Wherever "seznam" appears in the records below, copy the line that holds it.

BEGIN Record set

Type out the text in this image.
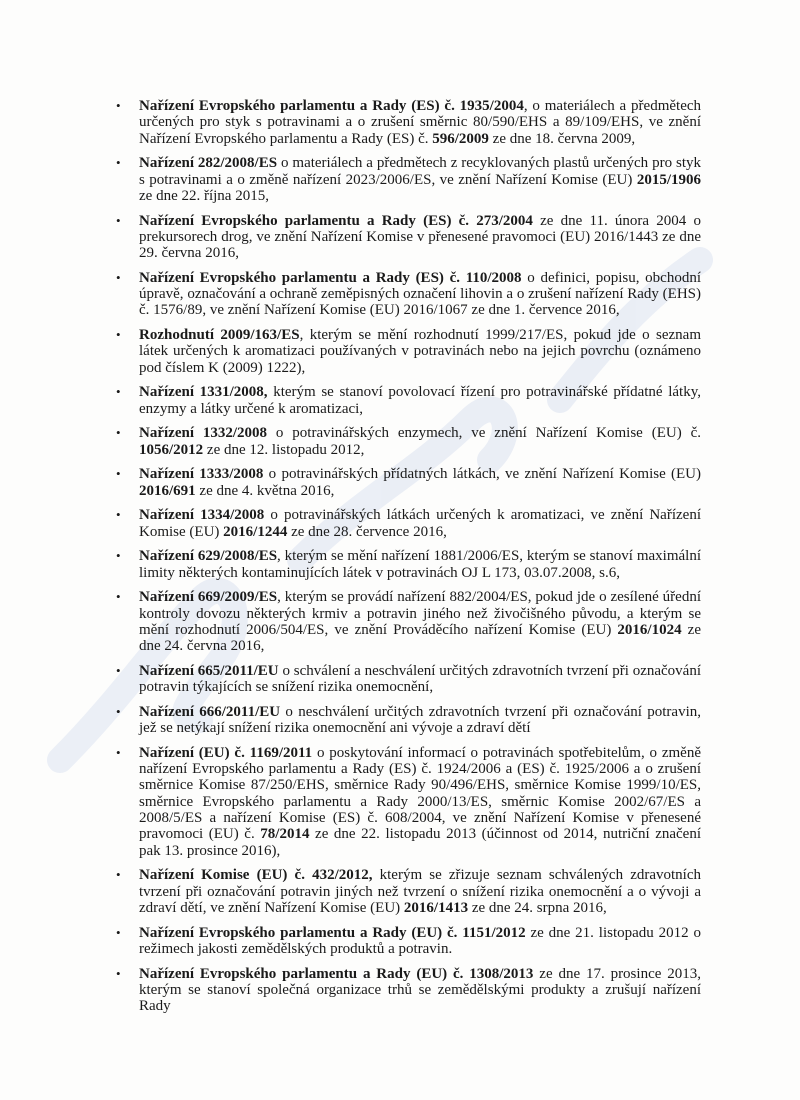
• Nařízení Evropského parlamentu a Rady (ES) č. 1935/2004, o materiálech a předmětech určených pro styk s potravinami a o zrušení směrnic 80/590/EHS a 89/109/EHS, ve znění Nařízení Evropského parlamentu a Rady (ES) č. 596/2009 ze dne 18. června 2009,
• Nařízení 282/2008/ES o materiálech a předmětech z recyklovaných plastů určených pro styk s potravinami a o změně nařízení 2023/2006/ES, ve znění Nařízení Komise (EU) 2015/1906 ze dne 22. října 2015,
• Nařízení Evropského parlamentu a Rady (ES) č. 273/2004 ze dne 11. února 2004 o prekursorech drog, ve znění Nařízení Komise v přenesené pravomoci (EU) 2016/1443 ze dne 29. června 2016,
• Nařízení Evropského parlamentu a Rady (ES) č. 110/2008 o definici, popisu, obchodní úpravě, označování a ochraně zeměpisných označení lihovin a o zrušení nařízení Rady (EHS) č. 1576/89, ve znění Nařízení Komise (EU) 2016/1067 ze dne 1. července 2016,
• Rozhodnutí 2009/163/ES, kterým se mění rozhodnutí 1999/217/ES, pokud jde o seznam látek určených k aromatizaci používaných v potravinách nebo na jejich povrchu (oznámeno pod číslem K (2009) 1222),
• Nařízení 1331/2008, kterým se stanoví povolovací řízení pro potravinářské přídatné látky, enzymy a látky určené k aromatizaci,
• Nařízení 1332/2008 o potravinářských enzymech, ve znění Nařízení Komise (EU) č. 1056/2012 ze dne 12. listopadu 2012,
• Nařízení 1333/2008 o potravinářských přídatných látkách, ve znění Nařízení Komise (EU) 2016/691 ze dne 4. května 2016,
• Nařízení 1334/2008 o potravinářských látkách určených k aromatizaci, ve znění Nařízení Komise (EU) 2016/1244 ze dne 28. července 2016,
• Nařízení 629/2008/ES, kterým se mění nařízení 1881/2006/ES, kterým se stanoví maximální limity některých kontaminujících látek v potravinách OJ L 173, 03.07.2008, s.6,
• Nařízení 669/2009/ES, kterým se provádí nařízení 882/2004/ES, pokud jde o zesílené úřední kontroly dovozu některých krmiv a potravin jiného než živočišného původu, a kterým se mění rozhodnutí 2006/504/ES, ve znění Prováděcího nařízení Komise (EU) 2016/1024 ze dne 24. června 2016,
• Nařízení 665/2011/EU o schválení a neschválení určitých zdravotních tvrzení při označování potravin týkajících se snížení rizika onemocnění,
• Nařízení 666/2011/EU o neschválení určitých zdravotních tvrzení při označování potravin, jež se netýkají snížení rizika onemocnění ani vývoje a zdraví dětí
• Nařízení (EU) č. 1169/2011 o poskytování informací o potravinách spotřebitelům, o změně nařízení Evropského parlamentu a Rady (ES) č. 1924/2006 a (ES) č. 1925/2006 a o zrušení směrnice Komise 87/250/EHS, směrnice Rady 90/496/EHS, směrnice Komise 1999/10/ES, směrnice Evropského parlamentu a Rady 2000/13/ES, směrnic Komise 2002/67/ES a 2008/5/ES a nařízení Komise (ES) č. 608/2004, ve znění Nařízení Komise v přenesené pravomoci (EU) č. 78/2014 ze dne 22. listopadu 2013 (účinnost od 2014, nutriční značení pak 13. prosince 2016),
• Nařízení Komise (EU) č. 432/2012, kterým se zřizuje seznam schválených zdravotních tvrzení při označování potravin jiných než tvrzení o snížení rizika onemocnění a o vývoji a zdraví dětí, ve znění Nařízení Komise (EU) 2016/1413 ze dne 24. srpna 2016,
• Nařízení Evropského parlamentu a Rady (EU) č. 1151/2012 ze dne 21. listopadu 2012 o režimech jakosti zemědělských produktů a potravin.
• Nařízení Evropského parlamentu a Rady (EU) č. 1308/2013 ze dne 17. prosince 2013, kterým se stanoví společná organizace trhů se zemědělskými produkty a zrušují nařízení Rady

END Record set

- _Task solution_:
• Rozhodnutí 2009/163/ES, kterým se mění rozhodnutí 1999/217/ES, pokud jde o seznam látek určených k aromatizaci používaných v potravinách nebo na jejich povrchu (oznámeno pod číslem K (2009) 1222),
• Nařízení Komise (EU) č. 432/2012, kterým se zřizuje seznam schválených zdravotních tvrzení při označování potravin jiných než tvrzení o snížení rizika onemocnění a o vývoji a zdraví dětí, ve znění Nařízení Komise (EU) 2016/1413 ze dne 24. srpna 2016,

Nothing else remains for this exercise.